[BEGIN]

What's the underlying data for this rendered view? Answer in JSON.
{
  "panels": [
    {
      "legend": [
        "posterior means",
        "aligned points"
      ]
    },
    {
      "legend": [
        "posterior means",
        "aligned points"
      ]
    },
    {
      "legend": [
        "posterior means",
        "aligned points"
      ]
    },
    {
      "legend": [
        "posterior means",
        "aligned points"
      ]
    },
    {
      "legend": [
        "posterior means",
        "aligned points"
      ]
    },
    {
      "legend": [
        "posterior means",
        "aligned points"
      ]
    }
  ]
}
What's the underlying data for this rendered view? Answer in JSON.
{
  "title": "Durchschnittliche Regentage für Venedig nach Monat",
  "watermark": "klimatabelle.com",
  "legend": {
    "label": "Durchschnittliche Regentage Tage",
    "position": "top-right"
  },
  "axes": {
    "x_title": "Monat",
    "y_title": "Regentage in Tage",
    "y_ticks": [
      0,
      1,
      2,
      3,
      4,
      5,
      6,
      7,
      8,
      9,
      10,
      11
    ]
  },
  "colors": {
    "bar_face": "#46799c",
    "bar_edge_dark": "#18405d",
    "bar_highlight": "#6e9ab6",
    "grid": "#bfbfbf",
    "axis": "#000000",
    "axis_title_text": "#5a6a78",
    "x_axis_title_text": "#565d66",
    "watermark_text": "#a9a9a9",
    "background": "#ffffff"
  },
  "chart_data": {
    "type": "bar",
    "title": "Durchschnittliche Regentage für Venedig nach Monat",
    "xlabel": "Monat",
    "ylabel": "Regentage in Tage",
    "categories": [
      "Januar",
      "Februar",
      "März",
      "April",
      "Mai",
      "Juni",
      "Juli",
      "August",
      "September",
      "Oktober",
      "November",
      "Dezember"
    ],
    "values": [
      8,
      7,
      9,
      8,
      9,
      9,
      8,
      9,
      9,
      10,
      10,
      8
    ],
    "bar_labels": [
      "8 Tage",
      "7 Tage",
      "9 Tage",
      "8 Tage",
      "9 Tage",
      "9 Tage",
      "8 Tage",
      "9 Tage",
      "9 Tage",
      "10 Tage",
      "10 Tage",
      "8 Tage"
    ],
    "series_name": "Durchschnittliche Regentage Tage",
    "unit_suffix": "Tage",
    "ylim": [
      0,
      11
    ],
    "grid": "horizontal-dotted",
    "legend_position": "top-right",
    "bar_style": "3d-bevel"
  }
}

[END]

:: WHAT YOU ARE ASKED TO DO ::
Return each entry from above without altering a single character.

:: WRITTEN ANSWER ::
What's the underlying data for this rendered view? Answer in JSON.
{
  "panels": [
    {
      "legend": [
        "posterior means",
        "aligned points"
      ]
    },
    {
      "legend": [
        "posterior means",
        "aligned points"
      ]
    },
    {
      "legend": [
        "posterior means",
        "aligned points"
      ]
    },
    {
      "legend": [
        "posterior means",
        "aligned points"
      ]
    },
    {
      "legend": [
        "posterior means",
        "aligned points"
      ]
    },
    {
      "legend": [
        "posterior means",
        "aligned points"
      ]
    }
  ]
}
What's the underlying data for this rendered view? Answer in JSON.
{
  "title": "Durchschnittliche Regentage für Venedig nach Monat",
  "watermark": "klimatabelle.com",
  "legend": {
    "label": "Durchschnittliche Regentage Tage",
    "position": "top-right"
  },
  "axes": {
    "x_title": "Monat",
    "y_title": "Regentage in Tage",
    "y_ticks": [
      0,
      1,
      2,
      3,
      4,
      5,
      6,
      7,
      8,
      9,
      10,
      11
    ]
  },
  "colors": {
    "bar_face": "#46799c",
    "bar_edge_dark": "#18405d",
    "bar_highlight": "#6e9ab6",
    "grid": "#bfbfbf",
    "axis": "#000000",
    "axis_title_text": "#5a6a78",
    "x_axis_title_text": "#565d66",
    "watermark_text": "#a9a9a9",
    "background": "#ffffff"
  },
  "chart_data": {
    "type": "bar",
    "title": "Durchschnittliche Regentage für Venedig nach Monat",
    "xlabel": "Monat",
    "ylabel": "Regentage in Tage",
    "categories": [
      "Januar",
      "Februar",
      "März",
      "April",
      "Mai",
      "Juni",
      "Juli",
      "August",
      "September",
      "Oktober",
      "November",
      "Dezember"
    ],
    "values": [
      8,
      7,
      9,
      8,
      9,
      9,
      8,
      9,
      9,
      10,
      10,
      8
    ],
    "bar_labels": [
      "8 Tage",
      "7 Tage",
      "9 Tage",
      "8 Tage",
      "9 Tage",
      "9 Tage",
      "8 Tage",
      "9 Tage",
      "9 Tage",
      "10 Tage",
      "10 Tage",
      "8 Tage"
    ],
    "series_name": "Durchschnittliche Regentage Tage",
    "unit_suffix": "Tage",
    "ylim": [
      0,
      11
    ],
    "grid": "horizontal-dotted",
    "legend_position": "top-right",
    "bar_style": "3d-bevel"
  }
}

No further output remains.